[start of The data]
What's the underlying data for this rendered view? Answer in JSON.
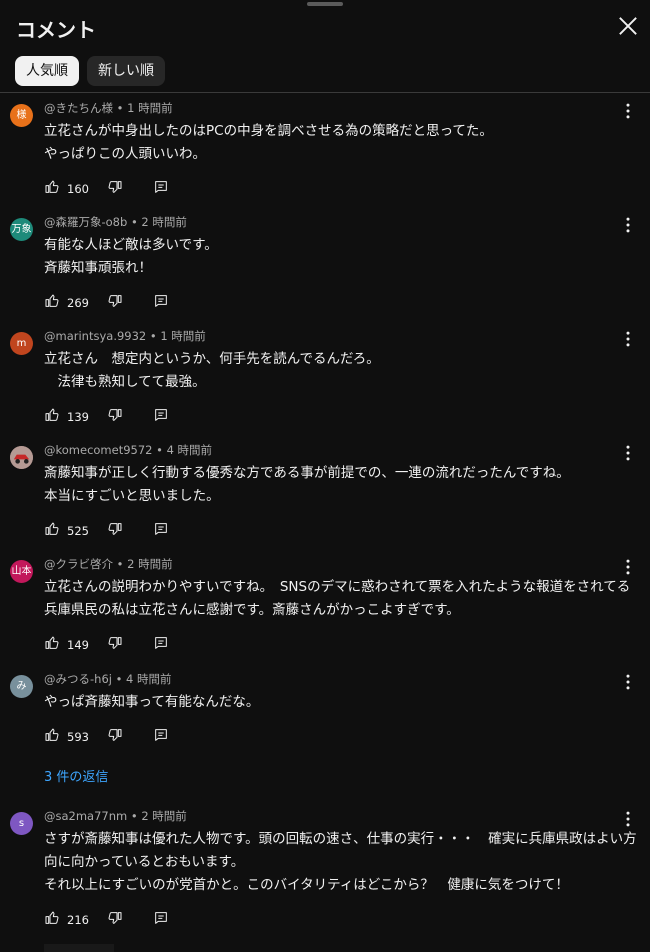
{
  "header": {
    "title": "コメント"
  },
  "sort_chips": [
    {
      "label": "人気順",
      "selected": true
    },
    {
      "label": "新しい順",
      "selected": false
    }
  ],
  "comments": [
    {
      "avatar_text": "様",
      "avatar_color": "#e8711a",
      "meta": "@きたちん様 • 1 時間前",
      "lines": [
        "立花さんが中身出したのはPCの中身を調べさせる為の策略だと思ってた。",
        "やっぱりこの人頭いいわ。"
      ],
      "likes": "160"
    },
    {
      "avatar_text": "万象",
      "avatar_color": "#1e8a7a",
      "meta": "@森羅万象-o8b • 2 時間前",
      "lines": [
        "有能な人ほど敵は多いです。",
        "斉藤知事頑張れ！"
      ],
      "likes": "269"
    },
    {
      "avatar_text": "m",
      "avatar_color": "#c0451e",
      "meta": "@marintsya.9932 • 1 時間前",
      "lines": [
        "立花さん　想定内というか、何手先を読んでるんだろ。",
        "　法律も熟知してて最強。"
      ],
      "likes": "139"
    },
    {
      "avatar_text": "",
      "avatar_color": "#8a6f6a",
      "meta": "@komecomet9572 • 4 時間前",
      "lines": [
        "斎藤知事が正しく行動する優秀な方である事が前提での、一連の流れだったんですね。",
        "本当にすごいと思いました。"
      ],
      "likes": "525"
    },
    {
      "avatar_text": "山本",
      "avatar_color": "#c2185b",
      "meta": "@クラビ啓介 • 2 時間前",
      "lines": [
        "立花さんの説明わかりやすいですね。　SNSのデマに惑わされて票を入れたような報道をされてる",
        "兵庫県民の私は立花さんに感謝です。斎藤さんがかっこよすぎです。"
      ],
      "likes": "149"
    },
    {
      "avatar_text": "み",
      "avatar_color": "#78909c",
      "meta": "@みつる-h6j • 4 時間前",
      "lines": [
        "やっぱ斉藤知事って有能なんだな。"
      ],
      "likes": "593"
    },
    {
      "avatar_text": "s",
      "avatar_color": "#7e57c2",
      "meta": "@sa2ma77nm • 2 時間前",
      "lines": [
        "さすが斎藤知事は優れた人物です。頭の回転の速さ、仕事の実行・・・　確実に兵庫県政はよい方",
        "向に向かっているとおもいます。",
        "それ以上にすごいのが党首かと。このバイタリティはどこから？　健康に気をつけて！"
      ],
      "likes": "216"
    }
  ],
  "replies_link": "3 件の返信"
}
[end of The data]
Exercise details: Copy all lines from the data that hold the word "likes".

Solution to the exercise:
      "likes": "160"
      "likes": "269"
      "likes": "139"
      "likes": "525"
      "likes": "149"
      "likes": "593"
      "likes": "216"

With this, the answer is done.